--- START ---

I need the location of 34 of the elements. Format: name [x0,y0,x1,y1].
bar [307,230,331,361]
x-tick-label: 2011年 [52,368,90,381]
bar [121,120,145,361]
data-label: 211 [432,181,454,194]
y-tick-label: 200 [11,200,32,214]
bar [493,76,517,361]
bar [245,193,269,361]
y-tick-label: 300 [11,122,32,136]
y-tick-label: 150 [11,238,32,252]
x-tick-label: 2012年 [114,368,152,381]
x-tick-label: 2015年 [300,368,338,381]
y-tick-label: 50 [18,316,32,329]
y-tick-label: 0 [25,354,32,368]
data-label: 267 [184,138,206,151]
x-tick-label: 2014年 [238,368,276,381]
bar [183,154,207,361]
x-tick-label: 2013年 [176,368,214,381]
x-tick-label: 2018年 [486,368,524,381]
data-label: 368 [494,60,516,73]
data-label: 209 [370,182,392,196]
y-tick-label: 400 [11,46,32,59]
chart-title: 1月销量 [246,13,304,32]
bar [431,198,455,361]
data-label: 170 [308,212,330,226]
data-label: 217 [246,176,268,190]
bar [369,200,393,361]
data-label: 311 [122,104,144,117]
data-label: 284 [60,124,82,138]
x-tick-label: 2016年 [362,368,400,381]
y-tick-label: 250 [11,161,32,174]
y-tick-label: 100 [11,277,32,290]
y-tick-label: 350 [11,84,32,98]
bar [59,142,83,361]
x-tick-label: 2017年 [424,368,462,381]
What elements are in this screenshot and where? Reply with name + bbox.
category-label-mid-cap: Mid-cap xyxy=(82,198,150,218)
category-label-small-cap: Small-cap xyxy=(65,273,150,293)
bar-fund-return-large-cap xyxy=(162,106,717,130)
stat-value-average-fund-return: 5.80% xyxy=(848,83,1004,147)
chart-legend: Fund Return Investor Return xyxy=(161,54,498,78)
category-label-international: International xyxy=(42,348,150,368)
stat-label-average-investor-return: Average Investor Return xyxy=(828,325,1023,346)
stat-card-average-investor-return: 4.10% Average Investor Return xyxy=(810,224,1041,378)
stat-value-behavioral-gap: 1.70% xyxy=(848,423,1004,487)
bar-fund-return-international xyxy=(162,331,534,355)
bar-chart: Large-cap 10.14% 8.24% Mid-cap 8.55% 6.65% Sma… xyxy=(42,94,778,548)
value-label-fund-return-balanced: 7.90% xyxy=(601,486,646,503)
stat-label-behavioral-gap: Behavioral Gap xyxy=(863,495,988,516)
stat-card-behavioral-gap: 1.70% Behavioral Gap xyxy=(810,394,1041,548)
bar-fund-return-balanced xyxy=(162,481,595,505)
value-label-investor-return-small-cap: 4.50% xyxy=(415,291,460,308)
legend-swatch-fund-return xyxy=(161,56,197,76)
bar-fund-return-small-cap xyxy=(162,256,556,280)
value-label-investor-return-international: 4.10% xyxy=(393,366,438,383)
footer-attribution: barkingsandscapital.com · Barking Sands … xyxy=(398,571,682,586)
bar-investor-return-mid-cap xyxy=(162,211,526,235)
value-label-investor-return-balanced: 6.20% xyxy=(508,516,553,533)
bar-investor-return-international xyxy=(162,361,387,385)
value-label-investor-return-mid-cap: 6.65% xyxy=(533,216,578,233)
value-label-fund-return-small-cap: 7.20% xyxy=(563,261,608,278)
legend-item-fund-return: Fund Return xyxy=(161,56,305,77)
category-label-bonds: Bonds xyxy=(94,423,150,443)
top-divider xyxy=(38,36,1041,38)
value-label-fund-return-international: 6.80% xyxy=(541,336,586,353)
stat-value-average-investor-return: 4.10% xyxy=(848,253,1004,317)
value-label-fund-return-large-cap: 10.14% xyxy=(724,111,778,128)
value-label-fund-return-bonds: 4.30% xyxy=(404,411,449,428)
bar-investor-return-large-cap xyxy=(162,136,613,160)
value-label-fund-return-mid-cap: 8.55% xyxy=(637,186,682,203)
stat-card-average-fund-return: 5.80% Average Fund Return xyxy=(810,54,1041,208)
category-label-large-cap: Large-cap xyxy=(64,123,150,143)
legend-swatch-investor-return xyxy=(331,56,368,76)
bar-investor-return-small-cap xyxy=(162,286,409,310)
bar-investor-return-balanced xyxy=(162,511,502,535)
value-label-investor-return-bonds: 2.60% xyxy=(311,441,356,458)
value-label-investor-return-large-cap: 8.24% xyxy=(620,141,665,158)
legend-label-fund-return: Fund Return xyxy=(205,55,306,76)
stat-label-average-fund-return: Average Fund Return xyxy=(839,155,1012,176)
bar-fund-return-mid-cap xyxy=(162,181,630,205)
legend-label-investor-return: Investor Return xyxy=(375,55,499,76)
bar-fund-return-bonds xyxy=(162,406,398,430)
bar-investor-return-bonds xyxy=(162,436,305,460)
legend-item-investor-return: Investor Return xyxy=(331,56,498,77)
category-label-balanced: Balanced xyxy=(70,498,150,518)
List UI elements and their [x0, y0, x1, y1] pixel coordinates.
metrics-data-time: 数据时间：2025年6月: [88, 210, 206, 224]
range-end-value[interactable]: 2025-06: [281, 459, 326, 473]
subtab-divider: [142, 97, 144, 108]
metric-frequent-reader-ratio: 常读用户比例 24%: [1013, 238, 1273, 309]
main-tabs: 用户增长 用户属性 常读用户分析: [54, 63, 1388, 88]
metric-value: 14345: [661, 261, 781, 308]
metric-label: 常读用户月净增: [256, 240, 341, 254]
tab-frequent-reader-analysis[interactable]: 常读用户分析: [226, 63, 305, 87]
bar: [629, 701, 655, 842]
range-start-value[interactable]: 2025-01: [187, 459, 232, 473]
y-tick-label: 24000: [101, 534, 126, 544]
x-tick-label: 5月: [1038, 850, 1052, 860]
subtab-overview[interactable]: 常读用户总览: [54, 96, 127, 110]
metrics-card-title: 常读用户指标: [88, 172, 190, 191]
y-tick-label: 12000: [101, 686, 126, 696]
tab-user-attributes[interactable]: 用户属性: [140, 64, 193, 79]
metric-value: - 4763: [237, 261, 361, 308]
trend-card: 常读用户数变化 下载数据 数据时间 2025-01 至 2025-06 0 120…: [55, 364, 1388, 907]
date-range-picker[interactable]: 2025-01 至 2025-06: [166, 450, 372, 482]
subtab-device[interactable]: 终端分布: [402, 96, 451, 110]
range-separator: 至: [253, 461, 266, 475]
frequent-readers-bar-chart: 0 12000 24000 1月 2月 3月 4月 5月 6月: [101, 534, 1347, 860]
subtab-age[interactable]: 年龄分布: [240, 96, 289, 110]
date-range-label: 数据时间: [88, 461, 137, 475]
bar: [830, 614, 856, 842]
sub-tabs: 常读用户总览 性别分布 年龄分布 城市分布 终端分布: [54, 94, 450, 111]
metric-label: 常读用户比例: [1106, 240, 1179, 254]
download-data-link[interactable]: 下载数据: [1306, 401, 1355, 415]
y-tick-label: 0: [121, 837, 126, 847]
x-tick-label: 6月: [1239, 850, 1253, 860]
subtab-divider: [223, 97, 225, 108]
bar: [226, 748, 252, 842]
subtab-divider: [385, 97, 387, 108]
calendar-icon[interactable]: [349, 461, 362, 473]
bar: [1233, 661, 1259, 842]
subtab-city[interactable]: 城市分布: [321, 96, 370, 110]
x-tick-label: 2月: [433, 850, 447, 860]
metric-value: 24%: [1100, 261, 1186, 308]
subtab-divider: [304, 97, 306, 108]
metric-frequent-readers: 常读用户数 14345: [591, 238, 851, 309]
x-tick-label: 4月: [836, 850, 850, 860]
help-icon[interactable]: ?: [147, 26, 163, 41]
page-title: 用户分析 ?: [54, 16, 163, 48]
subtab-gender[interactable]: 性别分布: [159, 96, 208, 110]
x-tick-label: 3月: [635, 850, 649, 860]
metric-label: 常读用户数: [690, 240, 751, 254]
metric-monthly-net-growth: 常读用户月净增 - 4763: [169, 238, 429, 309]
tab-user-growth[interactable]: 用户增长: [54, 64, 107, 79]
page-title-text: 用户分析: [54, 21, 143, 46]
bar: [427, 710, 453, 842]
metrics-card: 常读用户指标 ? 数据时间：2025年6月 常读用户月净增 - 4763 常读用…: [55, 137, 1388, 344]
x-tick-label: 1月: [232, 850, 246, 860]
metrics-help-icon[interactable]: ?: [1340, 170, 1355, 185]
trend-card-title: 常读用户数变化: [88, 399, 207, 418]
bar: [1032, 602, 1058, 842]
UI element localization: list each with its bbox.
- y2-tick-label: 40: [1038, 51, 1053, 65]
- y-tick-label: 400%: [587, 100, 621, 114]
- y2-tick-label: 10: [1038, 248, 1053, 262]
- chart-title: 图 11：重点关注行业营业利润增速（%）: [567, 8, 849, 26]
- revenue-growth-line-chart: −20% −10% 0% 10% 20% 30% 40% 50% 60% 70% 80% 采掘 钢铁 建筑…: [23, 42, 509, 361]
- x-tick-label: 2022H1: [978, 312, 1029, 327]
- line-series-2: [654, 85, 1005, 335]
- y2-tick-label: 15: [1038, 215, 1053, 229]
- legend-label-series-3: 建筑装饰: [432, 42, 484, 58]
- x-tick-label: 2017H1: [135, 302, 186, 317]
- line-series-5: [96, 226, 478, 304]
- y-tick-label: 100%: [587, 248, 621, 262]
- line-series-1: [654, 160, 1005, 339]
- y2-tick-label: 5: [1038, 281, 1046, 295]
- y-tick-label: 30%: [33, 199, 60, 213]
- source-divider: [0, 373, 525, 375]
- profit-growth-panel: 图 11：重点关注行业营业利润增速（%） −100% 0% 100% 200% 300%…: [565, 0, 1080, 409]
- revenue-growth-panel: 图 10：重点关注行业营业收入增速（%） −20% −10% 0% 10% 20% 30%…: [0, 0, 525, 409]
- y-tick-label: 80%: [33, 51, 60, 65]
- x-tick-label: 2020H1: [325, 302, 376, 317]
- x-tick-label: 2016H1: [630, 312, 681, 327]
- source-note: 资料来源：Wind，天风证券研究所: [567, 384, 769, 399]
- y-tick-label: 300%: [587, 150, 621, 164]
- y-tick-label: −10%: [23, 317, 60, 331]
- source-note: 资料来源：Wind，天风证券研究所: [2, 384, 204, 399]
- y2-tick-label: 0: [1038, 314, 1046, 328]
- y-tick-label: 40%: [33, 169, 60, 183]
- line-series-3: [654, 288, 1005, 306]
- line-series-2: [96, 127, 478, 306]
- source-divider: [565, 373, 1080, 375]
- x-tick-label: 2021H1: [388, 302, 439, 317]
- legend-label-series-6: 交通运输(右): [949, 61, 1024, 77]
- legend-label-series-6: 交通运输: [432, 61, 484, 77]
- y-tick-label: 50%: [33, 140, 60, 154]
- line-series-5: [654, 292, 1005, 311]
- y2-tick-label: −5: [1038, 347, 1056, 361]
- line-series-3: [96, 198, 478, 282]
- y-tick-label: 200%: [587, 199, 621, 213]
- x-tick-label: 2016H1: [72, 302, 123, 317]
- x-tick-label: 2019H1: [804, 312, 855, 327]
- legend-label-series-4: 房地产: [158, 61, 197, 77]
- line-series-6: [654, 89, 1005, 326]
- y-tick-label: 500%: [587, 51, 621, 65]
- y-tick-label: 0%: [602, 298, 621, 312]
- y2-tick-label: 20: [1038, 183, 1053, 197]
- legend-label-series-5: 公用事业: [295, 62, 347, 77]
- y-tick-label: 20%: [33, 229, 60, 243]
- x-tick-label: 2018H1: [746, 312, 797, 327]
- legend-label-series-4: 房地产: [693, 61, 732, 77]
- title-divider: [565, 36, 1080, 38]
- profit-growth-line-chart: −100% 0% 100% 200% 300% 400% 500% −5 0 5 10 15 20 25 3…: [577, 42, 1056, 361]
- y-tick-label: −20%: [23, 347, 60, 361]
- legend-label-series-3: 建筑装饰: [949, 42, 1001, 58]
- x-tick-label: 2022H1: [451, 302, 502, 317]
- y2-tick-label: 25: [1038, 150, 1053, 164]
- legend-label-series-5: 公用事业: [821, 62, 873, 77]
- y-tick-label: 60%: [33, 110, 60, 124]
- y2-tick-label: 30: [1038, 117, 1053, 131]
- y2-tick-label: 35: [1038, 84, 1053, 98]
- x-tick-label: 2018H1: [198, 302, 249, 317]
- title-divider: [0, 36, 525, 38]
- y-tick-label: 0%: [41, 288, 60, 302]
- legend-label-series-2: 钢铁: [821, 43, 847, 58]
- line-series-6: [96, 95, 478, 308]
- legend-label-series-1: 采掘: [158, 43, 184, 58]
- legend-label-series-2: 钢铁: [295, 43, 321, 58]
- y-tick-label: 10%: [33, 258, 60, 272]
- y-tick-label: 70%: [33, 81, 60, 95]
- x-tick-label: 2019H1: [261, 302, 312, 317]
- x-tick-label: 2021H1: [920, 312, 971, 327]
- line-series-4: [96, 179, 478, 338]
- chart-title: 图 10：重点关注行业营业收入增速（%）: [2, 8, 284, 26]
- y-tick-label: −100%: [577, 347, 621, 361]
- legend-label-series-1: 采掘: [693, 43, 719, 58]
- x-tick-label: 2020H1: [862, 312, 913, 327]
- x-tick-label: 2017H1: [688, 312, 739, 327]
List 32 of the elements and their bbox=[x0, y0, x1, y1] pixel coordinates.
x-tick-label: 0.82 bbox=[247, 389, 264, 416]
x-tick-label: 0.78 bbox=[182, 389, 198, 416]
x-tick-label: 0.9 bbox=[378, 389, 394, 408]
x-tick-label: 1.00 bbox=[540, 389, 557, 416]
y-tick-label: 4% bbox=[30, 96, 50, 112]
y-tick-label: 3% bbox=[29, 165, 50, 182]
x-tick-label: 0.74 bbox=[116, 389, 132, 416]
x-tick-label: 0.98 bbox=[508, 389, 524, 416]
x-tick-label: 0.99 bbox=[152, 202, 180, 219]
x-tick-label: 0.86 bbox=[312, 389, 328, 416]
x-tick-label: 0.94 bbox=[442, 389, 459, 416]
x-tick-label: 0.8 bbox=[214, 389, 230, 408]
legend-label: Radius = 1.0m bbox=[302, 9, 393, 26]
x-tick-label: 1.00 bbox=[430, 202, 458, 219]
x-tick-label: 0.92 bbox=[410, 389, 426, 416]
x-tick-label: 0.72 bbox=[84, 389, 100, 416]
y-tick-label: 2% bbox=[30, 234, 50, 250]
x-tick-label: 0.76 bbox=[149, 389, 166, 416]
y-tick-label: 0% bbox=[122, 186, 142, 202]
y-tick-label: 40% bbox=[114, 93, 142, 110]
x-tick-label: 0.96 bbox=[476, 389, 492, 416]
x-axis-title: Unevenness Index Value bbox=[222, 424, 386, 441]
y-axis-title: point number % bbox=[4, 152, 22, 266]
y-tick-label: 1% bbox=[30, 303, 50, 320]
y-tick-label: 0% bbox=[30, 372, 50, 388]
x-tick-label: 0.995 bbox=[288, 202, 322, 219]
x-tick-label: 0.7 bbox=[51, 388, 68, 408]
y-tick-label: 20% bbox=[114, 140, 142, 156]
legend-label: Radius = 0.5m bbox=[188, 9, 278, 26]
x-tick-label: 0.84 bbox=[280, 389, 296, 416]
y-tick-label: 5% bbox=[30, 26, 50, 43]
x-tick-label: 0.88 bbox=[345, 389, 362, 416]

--- END ---

Stated goal: Copy the rows word for word from their first line through the line containing "y-tick-label: 50 [18,316,32,329]", including both of those lines.

Problem solution:
I need the location of 34 of the elements. Format: name [x0,y0,x1,y1].
bar [307,230,331,361]
x-tick-label: 2011年 [52,368,90,381]
bar [121,120,145,361]
data-label: 211 [432,181,454,194]
y-tick-label: 200 [11,200,32,214]
bar [493,76,517,361]
bar [245,193,269,361]
y-tick-label: 300 [11,122,32,136]
y-tick-label: 150 [11,238,32,252]
x-tick-label: 2012年 [114,368,152,381]
x-tick-label: 2015年 [300,368,338,381]
y-tick-label: 50 [18,316,32,329]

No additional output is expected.